*Given task:* From the entries that follow, extract each line holding the string "текут".

*Data to process:*
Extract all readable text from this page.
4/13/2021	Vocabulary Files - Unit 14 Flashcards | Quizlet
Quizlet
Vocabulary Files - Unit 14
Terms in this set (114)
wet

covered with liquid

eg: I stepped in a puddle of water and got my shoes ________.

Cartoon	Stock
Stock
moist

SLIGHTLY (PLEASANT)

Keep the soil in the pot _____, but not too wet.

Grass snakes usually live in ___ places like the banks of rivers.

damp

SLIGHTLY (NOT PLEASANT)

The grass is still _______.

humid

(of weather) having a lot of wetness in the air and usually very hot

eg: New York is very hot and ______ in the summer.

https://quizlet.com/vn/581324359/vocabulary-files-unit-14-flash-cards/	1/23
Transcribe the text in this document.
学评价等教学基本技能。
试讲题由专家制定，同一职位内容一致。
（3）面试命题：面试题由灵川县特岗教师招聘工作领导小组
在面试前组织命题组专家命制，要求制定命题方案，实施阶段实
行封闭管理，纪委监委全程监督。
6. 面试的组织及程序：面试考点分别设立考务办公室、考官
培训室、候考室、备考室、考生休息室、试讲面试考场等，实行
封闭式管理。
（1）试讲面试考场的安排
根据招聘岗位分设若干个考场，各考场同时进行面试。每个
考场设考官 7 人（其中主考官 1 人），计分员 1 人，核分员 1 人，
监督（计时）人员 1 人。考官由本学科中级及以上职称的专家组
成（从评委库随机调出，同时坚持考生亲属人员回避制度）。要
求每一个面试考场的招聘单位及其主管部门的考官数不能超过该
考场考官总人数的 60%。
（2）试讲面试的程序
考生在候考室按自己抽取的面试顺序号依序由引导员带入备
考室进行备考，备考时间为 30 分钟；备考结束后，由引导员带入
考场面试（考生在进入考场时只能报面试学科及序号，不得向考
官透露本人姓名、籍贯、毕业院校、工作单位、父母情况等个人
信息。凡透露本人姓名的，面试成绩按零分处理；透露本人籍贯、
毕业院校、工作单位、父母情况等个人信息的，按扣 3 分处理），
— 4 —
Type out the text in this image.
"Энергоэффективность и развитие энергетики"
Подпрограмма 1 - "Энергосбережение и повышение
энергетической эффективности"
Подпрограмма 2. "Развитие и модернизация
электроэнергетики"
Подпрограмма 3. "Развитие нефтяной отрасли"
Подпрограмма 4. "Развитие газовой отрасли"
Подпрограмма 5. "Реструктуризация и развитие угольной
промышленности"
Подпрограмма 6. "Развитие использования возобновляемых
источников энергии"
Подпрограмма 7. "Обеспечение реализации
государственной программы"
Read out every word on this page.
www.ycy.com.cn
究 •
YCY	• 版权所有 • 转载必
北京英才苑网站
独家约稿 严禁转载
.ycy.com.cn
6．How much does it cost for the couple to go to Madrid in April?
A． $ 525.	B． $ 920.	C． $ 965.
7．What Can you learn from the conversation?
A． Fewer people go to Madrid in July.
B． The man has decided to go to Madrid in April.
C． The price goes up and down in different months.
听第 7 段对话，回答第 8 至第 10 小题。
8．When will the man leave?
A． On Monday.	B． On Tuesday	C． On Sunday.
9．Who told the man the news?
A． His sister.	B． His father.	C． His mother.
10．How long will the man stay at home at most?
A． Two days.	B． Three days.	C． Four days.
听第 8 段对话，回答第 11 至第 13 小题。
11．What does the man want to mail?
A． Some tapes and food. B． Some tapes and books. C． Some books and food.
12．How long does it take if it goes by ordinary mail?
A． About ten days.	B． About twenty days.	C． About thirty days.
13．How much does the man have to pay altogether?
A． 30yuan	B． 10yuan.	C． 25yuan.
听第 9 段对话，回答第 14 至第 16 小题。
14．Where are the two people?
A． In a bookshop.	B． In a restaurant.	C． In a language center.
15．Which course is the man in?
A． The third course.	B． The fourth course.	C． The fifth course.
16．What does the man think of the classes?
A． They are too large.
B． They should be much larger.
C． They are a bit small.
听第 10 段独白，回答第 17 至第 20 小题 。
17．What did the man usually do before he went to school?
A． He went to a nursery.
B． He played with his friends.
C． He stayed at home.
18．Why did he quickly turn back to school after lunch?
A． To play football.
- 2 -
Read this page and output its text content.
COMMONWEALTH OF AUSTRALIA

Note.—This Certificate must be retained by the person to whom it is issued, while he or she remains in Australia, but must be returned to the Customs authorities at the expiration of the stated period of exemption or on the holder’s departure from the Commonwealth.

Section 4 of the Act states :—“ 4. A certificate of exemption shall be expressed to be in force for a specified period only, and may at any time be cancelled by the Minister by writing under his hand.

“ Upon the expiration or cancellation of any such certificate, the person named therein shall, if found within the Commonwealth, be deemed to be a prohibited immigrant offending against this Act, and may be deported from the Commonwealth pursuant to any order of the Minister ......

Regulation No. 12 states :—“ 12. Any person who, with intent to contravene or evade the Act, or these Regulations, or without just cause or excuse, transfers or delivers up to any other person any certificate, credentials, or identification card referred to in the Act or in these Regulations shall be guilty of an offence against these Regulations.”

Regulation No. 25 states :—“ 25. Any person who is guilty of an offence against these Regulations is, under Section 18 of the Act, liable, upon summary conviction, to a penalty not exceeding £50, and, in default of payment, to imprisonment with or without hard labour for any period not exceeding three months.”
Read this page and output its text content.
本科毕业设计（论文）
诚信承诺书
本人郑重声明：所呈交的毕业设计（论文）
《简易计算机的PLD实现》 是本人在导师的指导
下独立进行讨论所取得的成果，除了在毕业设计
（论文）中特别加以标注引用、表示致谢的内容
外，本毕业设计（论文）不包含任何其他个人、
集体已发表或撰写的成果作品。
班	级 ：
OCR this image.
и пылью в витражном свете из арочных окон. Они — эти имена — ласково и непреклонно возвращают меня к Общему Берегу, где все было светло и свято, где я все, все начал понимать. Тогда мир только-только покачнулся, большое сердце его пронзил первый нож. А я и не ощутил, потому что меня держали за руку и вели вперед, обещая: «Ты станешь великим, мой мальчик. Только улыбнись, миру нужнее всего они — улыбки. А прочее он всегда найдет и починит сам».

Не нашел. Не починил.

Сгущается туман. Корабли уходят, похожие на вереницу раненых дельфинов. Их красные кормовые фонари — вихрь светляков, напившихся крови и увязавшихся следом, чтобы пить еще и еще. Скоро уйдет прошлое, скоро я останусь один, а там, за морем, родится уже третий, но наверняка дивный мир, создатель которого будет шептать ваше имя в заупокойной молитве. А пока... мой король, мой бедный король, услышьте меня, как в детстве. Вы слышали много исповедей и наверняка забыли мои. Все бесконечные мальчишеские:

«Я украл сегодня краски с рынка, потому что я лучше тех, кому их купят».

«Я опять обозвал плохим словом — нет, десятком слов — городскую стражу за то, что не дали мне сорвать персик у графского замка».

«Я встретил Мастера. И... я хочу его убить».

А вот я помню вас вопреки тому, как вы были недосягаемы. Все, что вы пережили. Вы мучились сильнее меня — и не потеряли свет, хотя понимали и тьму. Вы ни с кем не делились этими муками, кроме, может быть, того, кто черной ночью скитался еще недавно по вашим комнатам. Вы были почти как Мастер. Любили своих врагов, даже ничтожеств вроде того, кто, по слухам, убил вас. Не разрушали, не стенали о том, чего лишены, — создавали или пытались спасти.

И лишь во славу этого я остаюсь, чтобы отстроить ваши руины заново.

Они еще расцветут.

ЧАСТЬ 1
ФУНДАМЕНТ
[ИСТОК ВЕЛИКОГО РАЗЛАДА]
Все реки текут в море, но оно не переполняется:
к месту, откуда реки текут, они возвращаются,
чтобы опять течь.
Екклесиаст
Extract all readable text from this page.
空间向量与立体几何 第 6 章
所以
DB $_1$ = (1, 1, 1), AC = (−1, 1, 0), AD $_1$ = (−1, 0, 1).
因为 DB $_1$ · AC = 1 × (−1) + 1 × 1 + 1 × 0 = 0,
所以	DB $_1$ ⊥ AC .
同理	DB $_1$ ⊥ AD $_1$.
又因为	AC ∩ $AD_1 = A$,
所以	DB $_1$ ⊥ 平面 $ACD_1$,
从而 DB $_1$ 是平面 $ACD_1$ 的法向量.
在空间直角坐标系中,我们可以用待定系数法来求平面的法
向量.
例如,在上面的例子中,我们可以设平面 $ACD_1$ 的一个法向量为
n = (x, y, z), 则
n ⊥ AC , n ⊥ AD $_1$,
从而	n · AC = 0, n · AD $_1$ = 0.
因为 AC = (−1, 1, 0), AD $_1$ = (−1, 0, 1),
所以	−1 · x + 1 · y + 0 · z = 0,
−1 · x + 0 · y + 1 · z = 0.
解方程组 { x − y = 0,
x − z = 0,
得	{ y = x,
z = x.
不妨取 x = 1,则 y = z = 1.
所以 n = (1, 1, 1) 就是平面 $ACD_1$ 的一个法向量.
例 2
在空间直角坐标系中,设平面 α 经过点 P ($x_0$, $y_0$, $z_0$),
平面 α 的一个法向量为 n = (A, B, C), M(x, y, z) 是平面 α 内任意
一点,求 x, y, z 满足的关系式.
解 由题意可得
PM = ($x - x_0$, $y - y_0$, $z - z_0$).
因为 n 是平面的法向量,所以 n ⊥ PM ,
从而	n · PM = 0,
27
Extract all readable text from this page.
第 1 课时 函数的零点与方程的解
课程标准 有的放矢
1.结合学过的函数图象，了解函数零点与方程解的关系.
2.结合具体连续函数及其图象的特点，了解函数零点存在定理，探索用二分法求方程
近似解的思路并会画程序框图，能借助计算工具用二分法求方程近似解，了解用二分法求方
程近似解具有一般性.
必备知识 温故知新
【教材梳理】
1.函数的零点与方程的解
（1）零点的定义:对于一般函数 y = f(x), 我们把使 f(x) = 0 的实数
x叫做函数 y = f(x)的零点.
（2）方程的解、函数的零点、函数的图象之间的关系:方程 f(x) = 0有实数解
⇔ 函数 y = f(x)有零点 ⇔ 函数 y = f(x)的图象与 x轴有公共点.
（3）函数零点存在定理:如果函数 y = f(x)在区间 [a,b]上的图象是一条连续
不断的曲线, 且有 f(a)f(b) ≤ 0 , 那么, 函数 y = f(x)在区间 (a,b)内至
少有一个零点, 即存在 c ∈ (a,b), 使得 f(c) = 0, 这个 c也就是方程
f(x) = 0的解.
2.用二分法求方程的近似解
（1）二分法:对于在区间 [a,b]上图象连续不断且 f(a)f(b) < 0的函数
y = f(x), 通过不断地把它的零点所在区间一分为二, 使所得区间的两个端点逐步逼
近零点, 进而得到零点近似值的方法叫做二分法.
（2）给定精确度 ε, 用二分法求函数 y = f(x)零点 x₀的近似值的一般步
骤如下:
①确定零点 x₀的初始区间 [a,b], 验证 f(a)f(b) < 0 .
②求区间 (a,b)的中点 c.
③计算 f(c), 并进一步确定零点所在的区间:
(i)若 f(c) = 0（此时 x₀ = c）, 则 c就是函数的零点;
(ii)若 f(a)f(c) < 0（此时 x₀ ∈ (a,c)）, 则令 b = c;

*Output for this exercise:*
Все реки текут в море, но оно не переполняется:
к месту, откуда реки текут, они возвращаются,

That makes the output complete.